What you need to do:
Find every line in the records below that holds the word "tomatoes" and copy it.
------------------------------------------------------------
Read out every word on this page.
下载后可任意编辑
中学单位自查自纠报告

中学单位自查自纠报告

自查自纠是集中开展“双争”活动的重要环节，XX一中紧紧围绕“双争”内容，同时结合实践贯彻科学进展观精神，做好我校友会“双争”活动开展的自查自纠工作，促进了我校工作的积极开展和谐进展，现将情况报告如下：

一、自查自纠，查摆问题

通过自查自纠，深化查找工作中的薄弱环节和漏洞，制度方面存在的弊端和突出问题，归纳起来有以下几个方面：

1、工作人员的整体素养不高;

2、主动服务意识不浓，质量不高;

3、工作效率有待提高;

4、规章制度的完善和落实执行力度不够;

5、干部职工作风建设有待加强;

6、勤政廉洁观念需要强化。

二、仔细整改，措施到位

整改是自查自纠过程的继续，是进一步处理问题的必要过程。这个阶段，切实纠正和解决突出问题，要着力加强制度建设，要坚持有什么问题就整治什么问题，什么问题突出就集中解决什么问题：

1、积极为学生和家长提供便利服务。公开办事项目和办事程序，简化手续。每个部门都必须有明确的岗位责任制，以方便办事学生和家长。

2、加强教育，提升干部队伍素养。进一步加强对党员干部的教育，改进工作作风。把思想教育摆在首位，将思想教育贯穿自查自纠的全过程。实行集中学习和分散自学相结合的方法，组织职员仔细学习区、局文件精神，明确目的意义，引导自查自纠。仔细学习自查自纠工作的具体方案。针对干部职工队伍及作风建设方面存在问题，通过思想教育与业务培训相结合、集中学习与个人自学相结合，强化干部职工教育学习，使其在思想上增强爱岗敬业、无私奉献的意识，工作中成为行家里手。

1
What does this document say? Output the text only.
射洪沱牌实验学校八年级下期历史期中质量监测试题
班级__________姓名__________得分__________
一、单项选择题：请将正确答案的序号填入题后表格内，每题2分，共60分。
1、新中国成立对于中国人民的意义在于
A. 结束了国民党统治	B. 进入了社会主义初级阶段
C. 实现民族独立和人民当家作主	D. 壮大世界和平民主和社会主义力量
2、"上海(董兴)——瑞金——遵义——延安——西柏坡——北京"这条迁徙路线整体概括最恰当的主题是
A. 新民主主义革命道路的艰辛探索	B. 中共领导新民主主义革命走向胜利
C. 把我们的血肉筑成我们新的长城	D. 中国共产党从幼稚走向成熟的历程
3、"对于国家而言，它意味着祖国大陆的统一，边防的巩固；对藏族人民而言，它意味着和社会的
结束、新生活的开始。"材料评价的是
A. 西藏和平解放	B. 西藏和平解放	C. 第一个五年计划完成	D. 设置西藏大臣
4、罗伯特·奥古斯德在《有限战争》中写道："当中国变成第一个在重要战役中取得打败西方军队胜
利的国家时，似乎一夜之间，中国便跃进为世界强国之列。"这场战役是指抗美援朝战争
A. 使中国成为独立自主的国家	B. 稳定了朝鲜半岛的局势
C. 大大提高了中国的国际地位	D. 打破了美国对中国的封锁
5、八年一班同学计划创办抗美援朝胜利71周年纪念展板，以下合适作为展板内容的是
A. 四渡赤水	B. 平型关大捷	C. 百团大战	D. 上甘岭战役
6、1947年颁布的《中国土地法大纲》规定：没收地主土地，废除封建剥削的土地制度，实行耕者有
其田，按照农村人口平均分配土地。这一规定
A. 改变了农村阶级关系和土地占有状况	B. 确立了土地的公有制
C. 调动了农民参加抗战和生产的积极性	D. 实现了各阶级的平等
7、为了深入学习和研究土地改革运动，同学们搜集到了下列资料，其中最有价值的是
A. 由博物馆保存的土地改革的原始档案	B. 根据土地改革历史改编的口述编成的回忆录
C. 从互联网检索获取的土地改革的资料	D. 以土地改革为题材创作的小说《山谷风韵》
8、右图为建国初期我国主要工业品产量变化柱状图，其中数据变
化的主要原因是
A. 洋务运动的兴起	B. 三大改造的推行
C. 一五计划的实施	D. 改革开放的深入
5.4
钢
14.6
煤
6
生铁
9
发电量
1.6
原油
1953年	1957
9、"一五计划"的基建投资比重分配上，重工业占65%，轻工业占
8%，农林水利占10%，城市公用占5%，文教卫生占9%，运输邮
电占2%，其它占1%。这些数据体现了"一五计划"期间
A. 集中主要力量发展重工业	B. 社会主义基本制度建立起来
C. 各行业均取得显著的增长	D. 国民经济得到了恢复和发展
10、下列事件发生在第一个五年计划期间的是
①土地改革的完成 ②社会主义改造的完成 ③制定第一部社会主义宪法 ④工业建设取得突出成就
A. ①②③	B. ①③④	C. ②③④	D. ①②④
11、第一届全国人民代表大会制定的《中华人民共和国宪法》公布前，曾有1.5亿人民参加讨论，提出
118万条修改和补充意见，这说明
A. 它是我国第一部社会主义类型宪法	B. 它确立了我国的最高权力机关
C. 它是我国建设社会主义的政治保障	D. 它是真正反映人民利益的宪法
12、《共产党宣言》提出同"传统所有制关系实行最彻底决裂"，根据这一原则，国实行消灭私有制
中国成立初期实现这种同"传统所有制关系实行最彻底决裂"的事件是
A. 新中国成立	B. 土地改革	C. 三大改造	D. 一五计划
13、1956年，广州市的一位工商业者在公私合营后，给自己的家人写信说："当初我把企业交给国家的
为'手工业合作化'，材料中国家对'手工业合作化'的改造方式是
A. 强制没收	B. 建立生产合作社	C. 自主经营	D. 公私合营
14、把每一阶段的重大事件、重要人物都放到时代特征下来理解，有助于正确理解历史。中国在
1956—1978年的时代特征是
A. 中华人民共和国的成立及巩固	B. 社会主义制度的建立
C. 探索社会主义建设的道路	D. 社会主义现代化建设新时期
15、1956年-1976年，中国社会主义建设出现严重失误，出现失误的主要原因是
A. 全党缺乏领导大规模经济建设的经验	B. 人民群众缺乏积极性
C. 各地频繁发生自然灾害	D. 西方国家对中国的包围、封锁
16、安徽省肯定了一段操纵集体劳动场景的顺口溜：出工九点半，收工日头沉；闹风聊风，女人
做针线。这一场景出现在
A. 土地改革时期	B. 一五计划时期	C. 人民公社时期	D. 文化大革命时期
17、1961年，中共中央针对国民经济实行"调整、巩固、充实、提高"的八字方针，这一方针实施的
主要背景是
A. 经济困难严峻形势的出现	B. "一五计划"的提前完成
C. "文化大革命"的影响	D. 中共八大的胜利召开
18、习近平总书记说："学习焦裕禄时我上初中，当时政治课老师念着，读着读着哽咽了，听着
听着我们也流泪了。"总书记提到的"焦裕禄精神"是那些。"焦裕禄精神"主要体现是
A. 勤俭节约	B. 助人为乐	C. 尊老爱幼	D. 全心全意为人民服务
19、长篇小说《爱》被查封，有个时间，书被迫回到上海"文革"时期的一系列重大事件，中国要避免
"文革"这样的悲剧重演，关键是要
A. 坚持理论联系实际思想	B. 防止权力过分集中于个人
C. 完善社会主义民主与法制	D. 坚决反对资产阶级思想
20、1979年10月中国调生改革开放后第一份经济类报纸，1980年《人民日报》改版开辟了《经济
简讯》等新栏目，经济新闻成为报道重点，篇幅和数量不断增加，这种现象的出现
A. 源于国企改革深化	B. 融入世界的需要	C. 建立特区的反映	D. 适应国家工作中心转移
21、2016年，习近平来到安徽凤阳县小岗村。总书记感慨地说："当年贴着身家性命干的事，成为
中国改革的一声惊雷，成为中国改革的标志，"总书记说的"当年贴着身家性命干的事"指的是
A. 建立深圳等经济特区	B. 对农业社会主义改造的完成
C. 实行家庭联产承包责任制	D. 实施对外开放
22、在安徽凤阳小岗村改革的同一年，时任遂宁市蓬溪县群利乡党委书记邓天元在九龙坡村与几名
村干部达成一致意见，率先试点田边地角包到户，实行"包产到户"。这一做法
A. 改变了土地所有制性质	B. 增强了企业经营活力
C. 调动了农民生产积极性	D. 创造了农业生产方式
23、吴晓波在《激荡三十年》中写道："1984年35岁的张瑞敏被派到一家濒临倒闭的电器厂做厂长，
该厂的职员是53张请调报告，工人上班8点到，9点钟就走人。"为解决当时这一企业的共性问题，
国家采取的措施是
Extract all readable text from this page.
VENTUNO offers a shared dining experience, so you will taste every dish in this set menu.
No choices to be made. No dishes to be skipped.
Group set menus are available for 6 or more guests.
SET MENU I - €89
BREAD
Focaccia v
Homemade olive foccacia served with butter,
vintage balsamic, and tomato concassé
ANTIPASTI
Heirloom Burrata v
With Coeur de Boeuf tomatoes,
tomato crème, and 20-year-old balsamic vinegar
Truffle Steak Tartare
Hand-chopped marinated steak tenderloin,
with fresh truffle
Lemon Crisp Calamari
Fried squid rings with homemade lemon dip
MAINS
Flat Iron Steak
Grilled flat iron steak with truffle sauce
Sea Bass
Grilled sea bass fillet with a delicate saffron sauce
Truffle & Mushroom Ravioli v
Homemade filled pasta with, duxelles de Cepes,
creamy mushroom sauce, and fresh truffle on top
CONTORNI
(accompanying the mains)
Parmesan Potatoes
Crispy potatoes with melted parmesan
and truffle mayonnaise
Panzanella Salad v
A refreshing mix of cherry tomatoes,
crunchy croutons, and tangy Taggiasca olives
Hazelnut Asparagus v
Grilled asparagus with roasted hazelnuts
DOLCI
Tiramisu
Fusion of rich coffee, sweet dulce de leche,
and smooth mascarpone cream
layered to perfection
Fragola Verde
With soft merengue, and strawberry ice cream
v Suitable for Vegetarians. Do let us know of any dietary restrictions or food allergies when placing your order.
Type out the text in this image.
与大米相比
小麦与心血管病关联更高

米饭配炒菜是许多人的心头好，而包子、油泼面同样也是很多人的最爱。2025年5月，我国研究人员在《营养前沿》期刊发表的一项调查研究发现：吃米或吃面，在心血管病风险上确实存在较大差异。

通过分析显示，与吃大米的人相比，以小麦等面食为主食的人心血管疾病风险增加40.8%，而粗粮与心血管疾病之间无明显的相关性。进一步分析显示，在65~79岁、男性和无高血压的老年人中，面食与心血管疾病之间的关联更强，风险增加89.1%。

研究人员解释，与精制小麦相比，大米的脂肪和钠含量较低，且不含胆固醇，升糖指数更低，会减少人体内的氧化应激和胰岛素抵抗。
------------------------------------------------------------
Result of the task:
With Coeur de Boeuf tomatoes,
A refreshing mix of cherry tomatoes,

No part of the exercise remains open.